• Dataset records

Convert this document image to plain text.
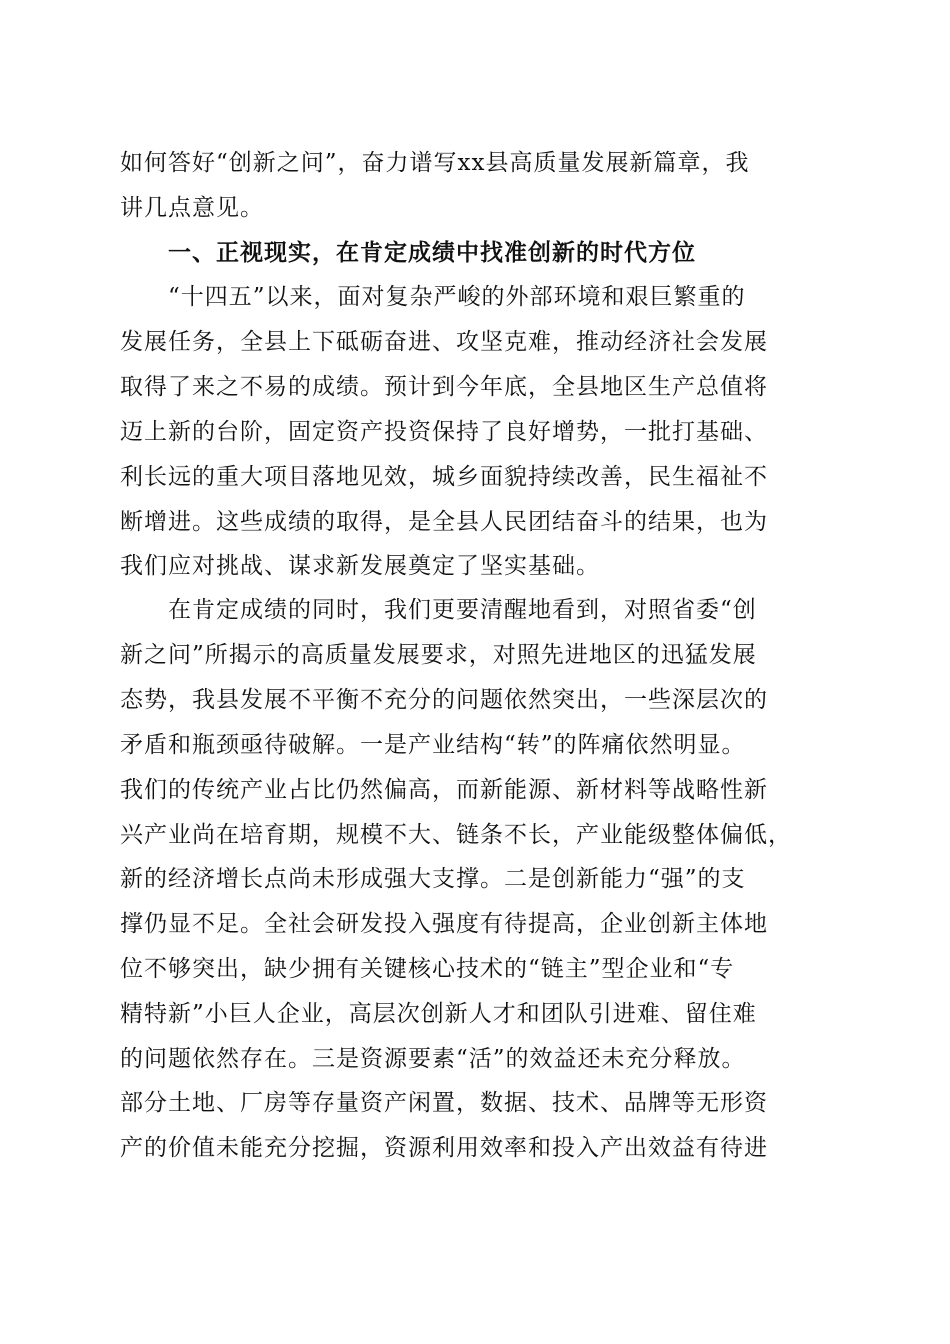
如何答好“创新之问”，奋力谱写xx县高质量发展新篇章，我
讲几点意见。
一、正视现实，在肯定成绩中找准创新的时代方位
“十四五”以来，面对复杂严峻的外部环境和艰巨繁重的
发展任务，全县上下砥砺奋进、攻坚克难，推动经济社会发展
取得了来之不易的成绩。预计到今年底，全县地区生产总值将
迈上新的台阶，固定资产投资保持了良好增势，一批打基础、
利长远的重大项目落地见效，城乡面貌持续改善，民生福祉不
断增进。这些成绩的取得，是全县人民团结奋斗的结果，也为
我们应对挑战、谋求新发展奠定了坚实基础。
在肯定成绩的同时，我们更要清醒地看到，对照省委“创
新之问”所揭示的高质量发展要求，对照先进地区的迅猛发展
态势，我县发展不平衡不充分的问题依然突出，一些深层次的
矛盾和瓶颈亟待破解。一是产业结构“转”的阵痛依然明显。
我们的传统产业占比仍然偏高，而新能源、新材料等战略性新
兴产业尚在培育期，规模不大、链条不长，产业能级整体偏低，
新的经济增长点尚未形成强大支撑。二是创新能力“强”的支
撑仍显不足。全社会研发投入强度有待提高，企业创新主体地
位不够突出，缺少拥有关键核心技术的“链主”型企业和“专
精特新”小巨人企业，高层次创新人才和团队引进难、留住难
的问题依然存在。三是资源要素“活”的效益还未充分释放。
部分土地、厂房等存量资产闲置，数据、技术、品牌等无形资
产的价值未能充分挖掘，资源利用效率和投入产出效益有待进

• Task details
Reproduce each entry precisely. Leave the pictures out.

• Answer to this exercise
Convert this document image to plain text.
如何答好“创新之问”，奋力谱写xx县高质量发展新篇章，我
讲几点意见。
一、正视现实，在肯定成绩中找准创新的时代方位
“十四五”以来，面对复杂严峻的外部环境和艰巨繁重的
发展任务，全县上下砥砺奋进、攻坚克难，推动经济社会发展
取得了来之不易的成绩。预计到今年底，全县地区生产总值将
迈上新的台阶，固定资产投资保持了良好增势，一批打基础、
利长远的重大项目落地见效，城乡面貌持续改善，民生福祉不
断增进。这些成绩的取得，是全县人民团结奋斗的结果，也为
我们应对挑战、谋求新发展奠定了坚实基础。
在肯定成绩的同时，我们更要清醒地看到，对照省委“创
新之问”所揭示的高质量发展要求，对照先进地区的迅猛发展
态势，我县发展不平衡不充分的问题依然突出，一些深层次的
矛盾和瓶颈亟待破解。一是产业结构“转”的阵痛依然明显。
我们的传统产业占比仍然偏高，而新能源、新材料等战略性新
兴产业尚在培育期，规模不大、链条不长，产业能级整体偏低，
新的经济增长点尚未形成强大支撑。二是创新能力“强”的支
撑仍显不足。全社会研发投入强度有待提高，企业创新主体地
位不够突出，缺少拥有关键核心技术的“链主”型企业和“专
精特新”小巨人企业，高层次创新人才和团队引进难、留住难
的问题依然存在。三是资源要素“活”的效益还未充分释放。
部分土地、厂房等存量资产闲置，数据、技术、品牌等无形资
产的价值未能充分挖掘，资源利用效率和投入产出效益有待进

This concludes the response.